▶ 本文:
また、本発明に係る噴霧生成装置は、上記の流体噴射弁と、流体噴射弁に流体を供給する流体供給手段と、流体噴射弁の動作を制御する制御手段とを備えたものである。
本発明に係る流体噴射弁およびこれを備えた噴霧生成装置によれば、噴孔群に属するスイッチング噴孔により生成されるスイッチング噴霧は、長軸と短軸の方向の変化を生じた後、該スイッチング噴孔と同じ噴孔群に属する別の噴孔により生成される噴霧との間でコアンダ効果による近接化または集合化を生じるように制御されることにより、各噴孔群により生成される各噴霧群の噴霧形状および全体噴霧形状を制御することが可能となり、噴霧の微粒化と、噴霧方向、貫徹力、および噴射量分布の設計自由度の向上とを両立させることが可能となる。
本発明の実施の形態1に係る燃料噴射弁を示す断面図である。 本発明の実施の形態1に係る燃料噴射弁の先端部を示す拡大断面図である。 本発明の実施の形態1に係る燃料噴射弁の噴孔プレートにおける噴孔の配置例を示す平面図である。 本発明の実施の形態1に係る燃料噴射弁の先端部の構造を説明する詳細断面図である。 本発明の実施の形態1に係る燃料噴射弁の先端部の構造を説明する詳細断面図である。 参考例として二つの非スイッチング噴霧がコアンダ効果により集合噴霧を形成するまでの挙動を説明する図である。 参考例として二つの非スイッチング噴霧がコアンダ効果により集合噴霧を形成するまでの挙動を説明する図である。 参考例として二つの非スイッチング噴霧にコアンダ効果が作用しない場合の挙動を説明する図である。 本発明の実施の形態1に係る燃料噴射弁において同じ噴孔群に属し互いに隣接する二つの噴孔により生成される非スイッチング噴霧とスイッチング噴霧の挙動を説明する図である。 本発明の実施の形態1に係る燃料噴射弁の噴孔プレートにおける噴孔の他の配置例を示す平面図である。 本発明の実施の形態1に係る燃料噴射弁において、別の噴孔群に属し互いに隣接する二つの噴孔により生成される非スイッチング噴霧とスイッチング噴霧の挙動を説明する図である。 本発明の実施の形態1に係る燃料噴射弁において、別の噴孔群に属し互いに隣接する二つの噴孔により生成される非スイッチング噴霧とスイッチング噴霧の挙動を説明する図である。 本発明の実施の形態1に係る燃料噴射弁において形成される全体噴霧の例を説明する図である。 本発明の実施の形態1に係る燃料噴射弁において各噴霧群が全体噴霧に至るまでを時系列で示す図である。 本発明の実施の形態2に係る火花点火式直噴エンジンを説明する図である。 本発明の実施の形態3に係る圧縮着火式直噴エンジンを説明する図である。

▶ 未加工エントリ:
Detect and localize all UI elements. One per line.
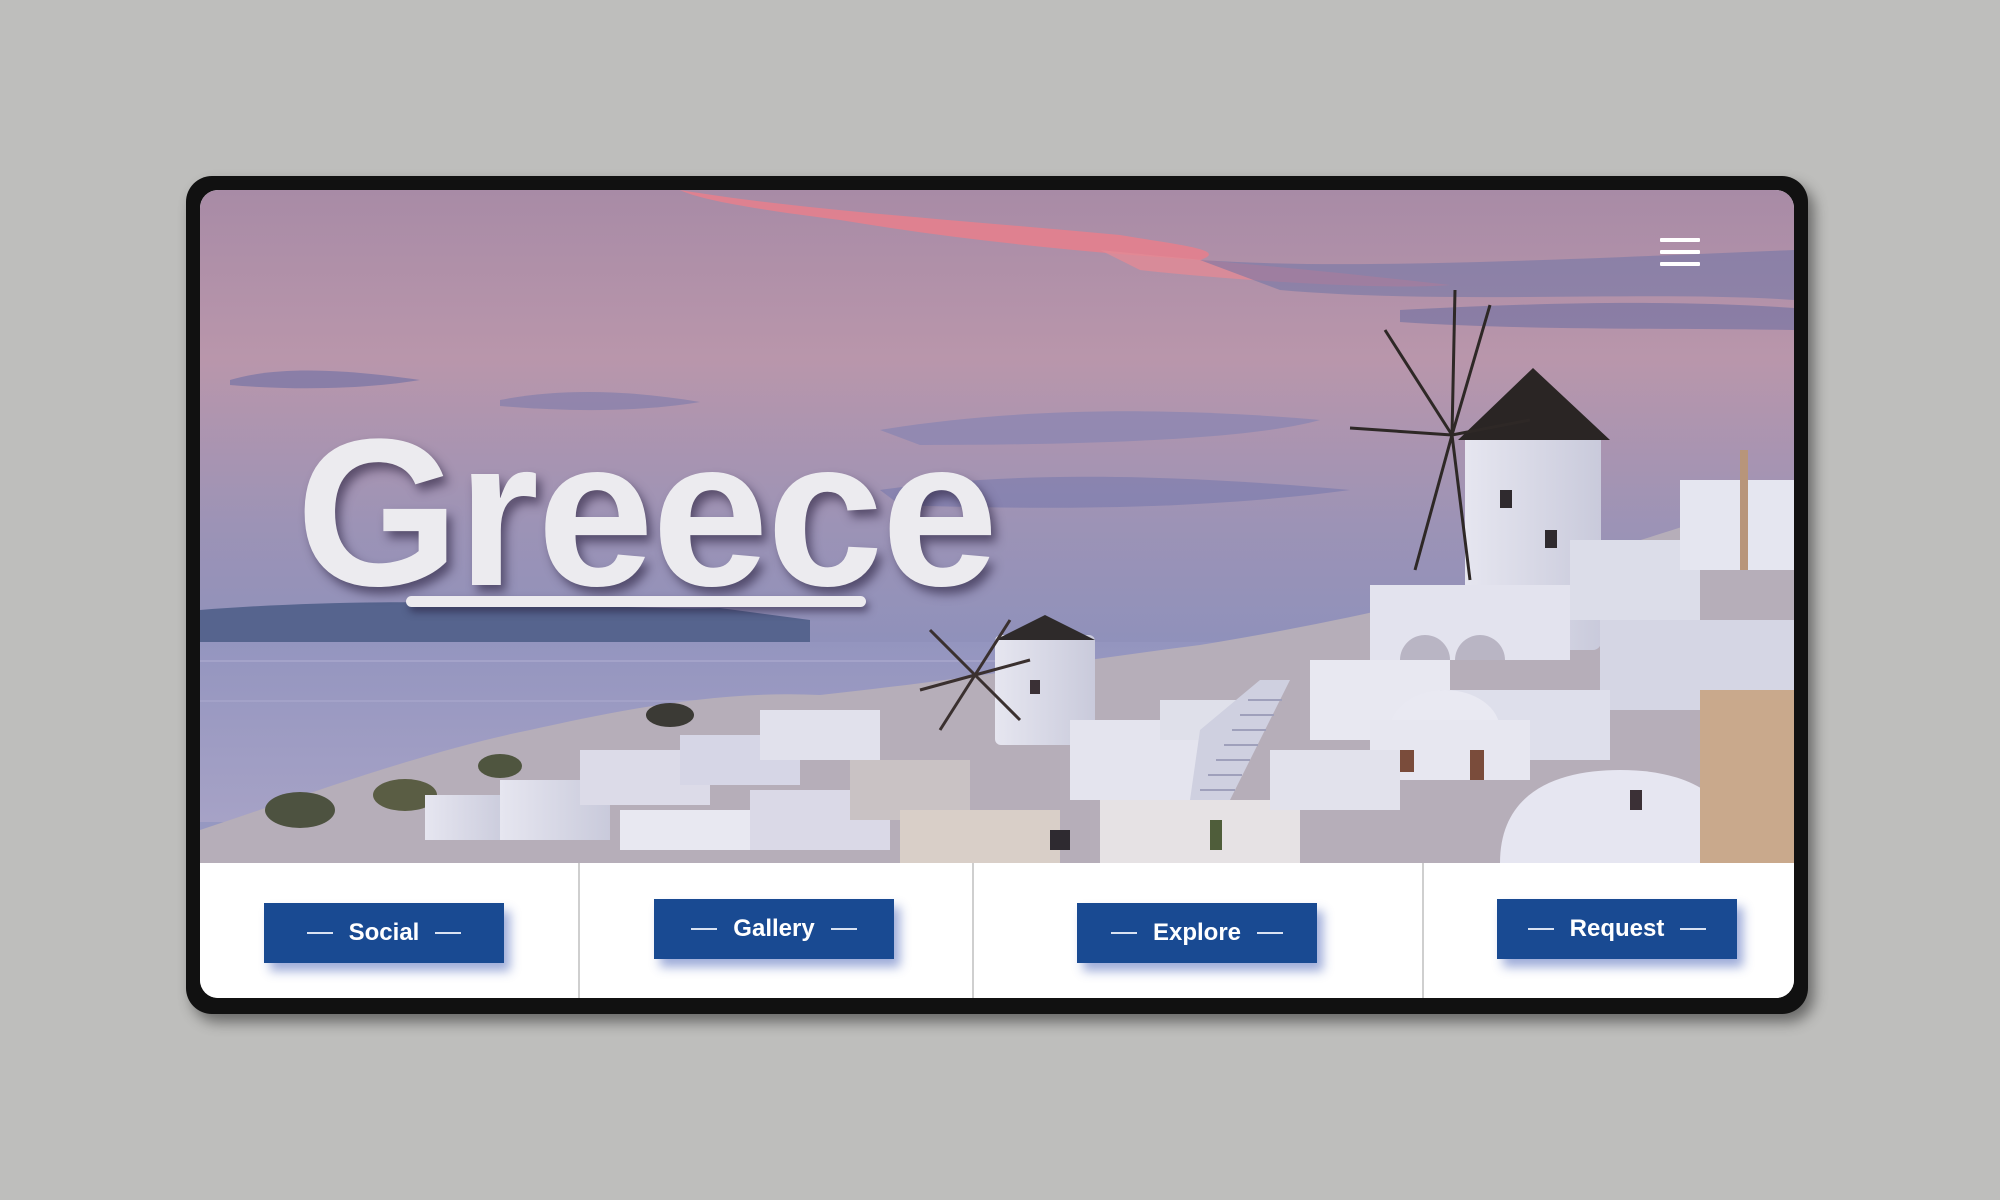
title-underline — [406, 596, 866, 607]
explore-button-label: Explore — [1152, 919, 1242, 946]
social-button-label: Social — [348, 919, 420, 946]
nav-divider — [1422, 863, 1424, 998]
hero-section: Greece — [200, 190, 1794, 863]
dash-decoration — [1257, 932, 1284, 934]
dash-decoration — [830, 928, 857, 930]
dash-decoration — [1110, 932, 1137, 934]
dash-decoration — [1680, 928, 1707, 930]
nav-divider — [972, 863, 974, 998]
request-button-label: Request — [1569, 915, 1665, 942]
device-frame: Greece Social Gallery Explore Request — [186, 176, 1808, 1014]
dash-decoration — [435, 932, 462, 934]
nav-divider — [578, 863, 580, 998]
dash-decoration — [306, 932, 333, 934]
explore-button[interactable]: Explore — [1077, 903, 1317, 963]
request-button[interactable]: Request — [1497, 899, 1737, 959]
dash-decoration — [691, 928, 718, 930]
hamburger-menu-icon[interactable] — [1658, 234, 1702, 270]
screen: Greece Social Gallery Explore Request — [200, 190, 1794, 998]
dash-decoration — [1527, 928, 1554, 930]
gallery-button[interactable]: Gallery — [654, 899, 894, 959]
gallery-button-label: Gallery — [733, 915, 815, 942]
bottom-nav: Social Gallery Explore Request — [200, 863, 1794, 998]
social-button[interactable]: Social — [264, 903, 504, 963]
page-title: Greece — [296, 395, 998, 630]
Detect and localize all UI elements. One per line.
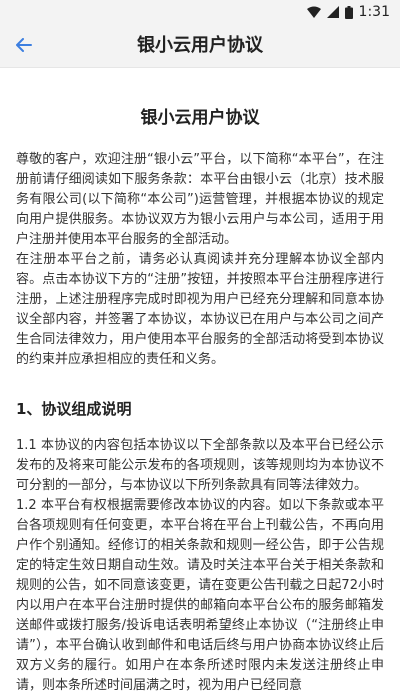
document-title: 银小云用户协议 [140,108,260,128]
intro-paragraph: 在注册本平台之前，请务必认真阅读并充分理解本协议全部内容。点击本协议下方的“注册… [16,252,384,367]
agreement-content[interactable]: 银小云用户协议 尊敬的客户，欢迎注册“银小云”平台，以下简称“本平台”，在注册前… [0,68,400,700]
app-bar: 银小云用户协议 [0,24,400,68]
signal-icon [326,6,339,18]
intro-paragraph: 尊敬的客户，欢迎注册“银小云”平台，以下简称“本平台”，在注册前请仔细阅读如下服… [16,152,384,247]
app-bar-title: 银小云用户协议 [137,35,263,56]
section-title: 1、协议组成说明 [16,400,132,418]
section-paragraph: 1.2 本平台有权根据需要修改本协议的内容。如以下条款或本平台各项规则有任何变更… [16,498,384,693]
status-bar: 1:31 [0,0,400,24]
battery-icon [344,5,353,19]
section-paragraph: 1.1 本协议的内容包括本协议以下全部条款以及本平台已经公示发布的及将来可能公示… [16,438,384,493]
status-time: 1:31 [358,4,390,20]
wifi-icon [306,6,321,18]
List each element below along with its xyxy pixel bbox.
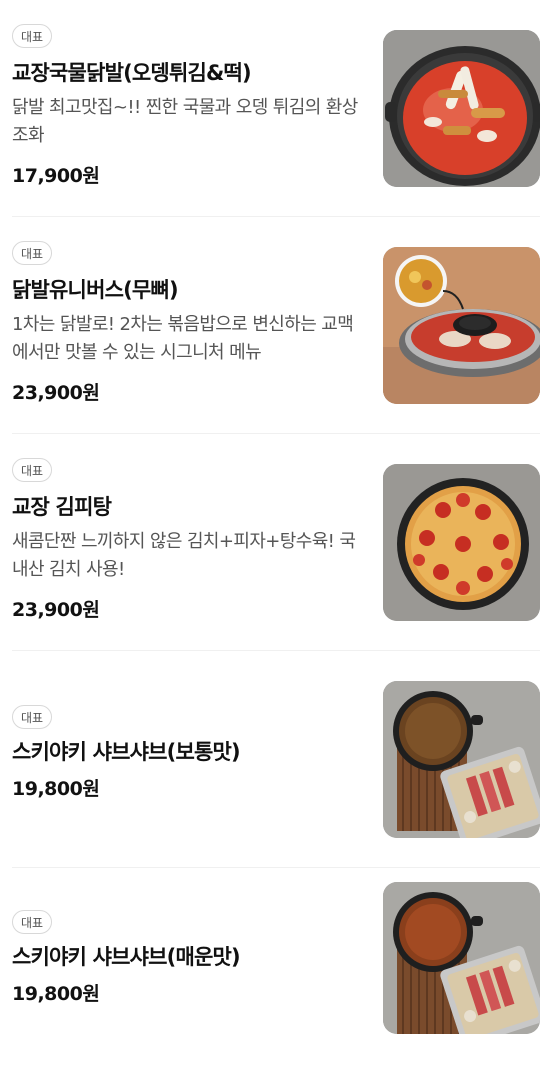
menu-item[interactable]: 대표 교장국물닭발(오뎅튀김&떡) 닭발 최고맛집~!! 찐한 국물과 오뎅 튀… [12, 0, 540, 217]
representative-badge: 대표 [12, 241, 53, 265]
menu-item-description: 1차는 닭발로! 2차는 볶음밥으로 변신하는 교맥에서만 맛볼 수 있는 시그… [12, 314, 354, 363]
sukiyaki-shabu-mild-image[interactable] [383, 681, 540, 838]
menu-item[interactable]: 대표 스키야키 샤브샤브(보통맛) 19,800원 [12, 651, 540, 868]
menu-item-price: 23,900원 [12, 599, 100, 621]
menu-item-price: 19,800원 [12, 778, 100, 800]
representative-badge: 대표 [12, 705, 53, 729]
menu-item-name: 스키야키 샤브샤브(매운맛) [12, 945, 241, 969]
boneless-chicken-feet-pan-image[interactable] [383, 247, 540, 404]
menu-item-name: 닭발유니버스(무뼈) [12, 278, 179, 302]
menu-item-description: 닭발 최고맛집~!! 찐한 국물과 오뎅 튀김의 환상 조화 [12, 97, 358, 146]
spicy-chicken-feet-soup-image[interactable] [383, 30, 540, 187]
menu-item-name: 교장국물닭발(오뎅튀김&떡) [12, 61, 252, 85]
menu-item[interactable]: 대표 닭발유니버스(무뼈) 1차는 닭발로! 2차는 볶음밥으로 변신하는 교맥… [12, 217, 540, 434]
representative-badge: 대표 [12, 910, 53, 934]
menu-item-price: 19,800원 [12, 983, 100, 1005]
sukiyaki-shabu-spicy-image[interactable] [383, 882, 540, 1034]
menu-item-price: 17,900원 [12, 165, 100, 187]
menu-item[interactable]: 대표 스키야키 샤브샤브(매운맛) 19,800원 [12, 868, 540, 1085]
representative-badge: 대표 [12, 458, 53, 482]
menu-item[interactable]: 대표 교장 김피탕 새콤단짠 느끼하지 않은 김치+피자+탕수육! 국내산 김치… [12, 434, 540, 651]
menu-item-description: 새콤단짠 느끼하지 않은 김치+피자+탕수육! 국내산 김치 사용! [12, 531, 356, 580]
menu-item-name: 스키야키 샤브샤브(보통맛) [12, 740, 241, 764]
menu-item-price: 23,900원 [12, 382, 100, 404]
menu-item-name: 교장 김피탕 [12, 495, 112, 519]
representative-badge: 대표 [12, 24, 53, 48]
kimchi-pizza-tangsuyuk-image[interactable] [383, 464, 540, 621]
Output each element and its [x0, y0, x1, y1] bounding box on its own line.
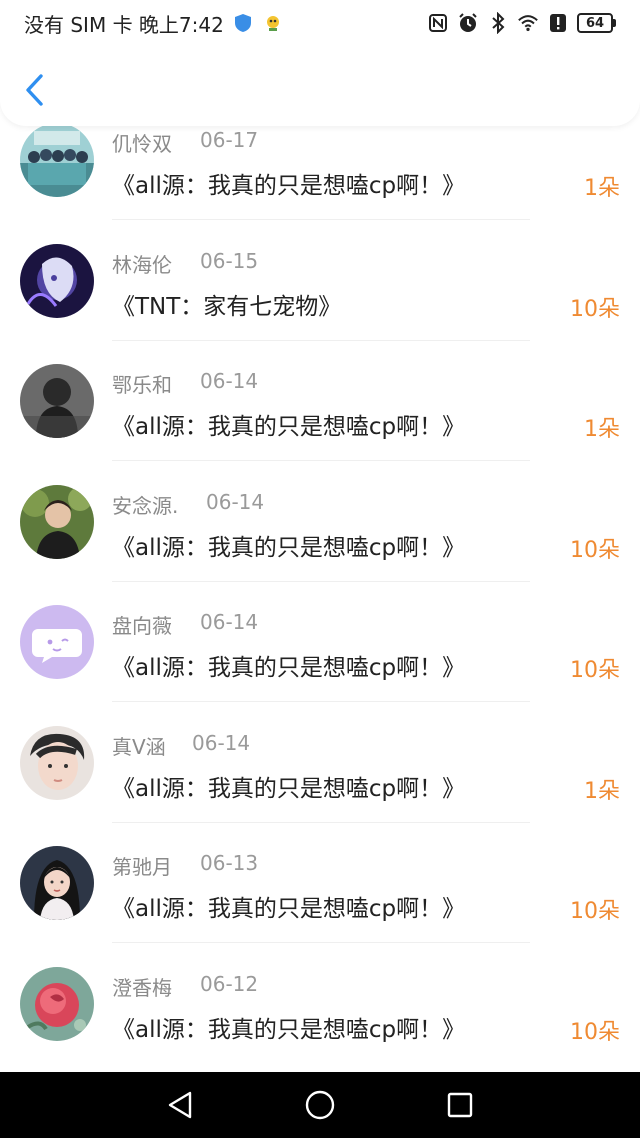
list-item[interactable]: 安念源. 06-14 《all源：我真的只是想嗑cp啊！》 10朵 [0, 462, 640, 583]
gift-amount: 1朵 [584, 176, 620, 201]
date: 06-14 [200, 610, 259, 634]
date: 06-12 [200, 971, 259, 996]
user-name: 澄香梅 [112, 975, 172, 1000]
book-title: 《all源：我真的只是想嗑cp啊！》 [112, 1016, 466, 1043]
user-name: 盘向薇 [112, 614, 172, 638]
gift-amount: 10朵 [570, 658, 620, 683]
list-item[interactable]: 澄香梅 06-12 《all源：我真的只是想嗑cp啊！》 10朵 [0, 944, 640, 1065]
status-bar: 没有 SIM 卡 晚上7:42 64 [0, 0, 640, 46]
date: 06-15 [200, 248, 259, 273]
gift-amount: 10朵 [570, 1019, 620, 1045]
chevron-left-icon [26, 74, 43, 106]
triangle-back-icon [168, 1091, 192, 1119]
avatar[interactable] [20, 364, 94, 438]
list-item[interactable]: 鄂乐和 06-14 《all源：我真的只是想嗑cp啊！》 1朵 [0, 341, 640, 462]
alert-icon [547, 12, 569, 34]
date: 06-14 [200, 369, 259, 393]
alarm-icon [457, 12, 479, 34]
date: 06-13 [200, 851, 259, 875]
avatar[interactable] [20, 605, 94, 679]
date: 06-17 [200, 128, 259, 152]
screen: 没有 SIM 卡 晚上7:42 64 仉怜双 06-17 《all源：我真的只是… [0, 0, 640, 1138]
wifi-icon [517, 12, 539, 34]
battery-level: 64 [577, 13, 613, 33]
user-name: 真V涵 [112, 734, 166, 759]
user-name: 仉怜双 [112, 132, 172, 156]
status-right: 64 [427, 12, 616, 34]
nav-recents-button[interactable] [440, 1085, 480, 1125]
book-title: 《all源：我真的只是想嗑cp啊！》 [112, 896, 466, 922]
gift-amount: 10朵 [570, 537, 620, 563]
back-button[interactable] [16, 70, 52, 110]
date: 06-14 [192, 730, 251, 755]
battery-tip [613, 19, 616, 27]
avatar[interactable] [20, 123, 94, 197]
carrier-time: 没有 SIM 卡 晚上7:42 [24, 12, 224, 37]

▶ 課題内容: 上にある流体噴射弁についての本文を、最後の文の後から書き継いでもらえますか？

▶ 解答例:
実施の形態1.
以下に、本発明の実施の形態1に係る流体噴射弁および噴霧生成装置について、図面に基づいて説明する。図1は、本実施の形態1に係る燃料噴射弁を示す断面図、図2は、本実施の形態1に係る燃料噴射弁の先端部を示す拡大断面図である。なお、図中、同一、相当部分には同一符号を付している。
本実施の形態1に係る噴霧生成装置は、流体噴射弁である燃料噴射弁1と、燃料噴射弁1に燃料を供給する燃料供給手段(図示省略)、および燃料噴射弁1の動作を制御する制御手段である制御装置(図示省略)とを備えている。以下の説明では、エンジンのシリンダヘッドに取り付けられ、燃料を噴射する先端部がエンジンの筒内に臨むよう配置された燃料噴射弁1を例に挙げて説明する。
燃料噴射弁1は、電磁力を発生するソレノイド装置2と、ソレノイド装置2への通電により作動する弁装置3を備えている。ソレノイド装置2は、磁気回路のヨーク部分をなすハウジング21と、このハウジング21の内側に設けられた固定鉄心であるコア22と、コア22を囲うように設けられたコイル23と、コイル23の内側に設けられ往復移動する可動鉄心であるアマチュア24を備えている。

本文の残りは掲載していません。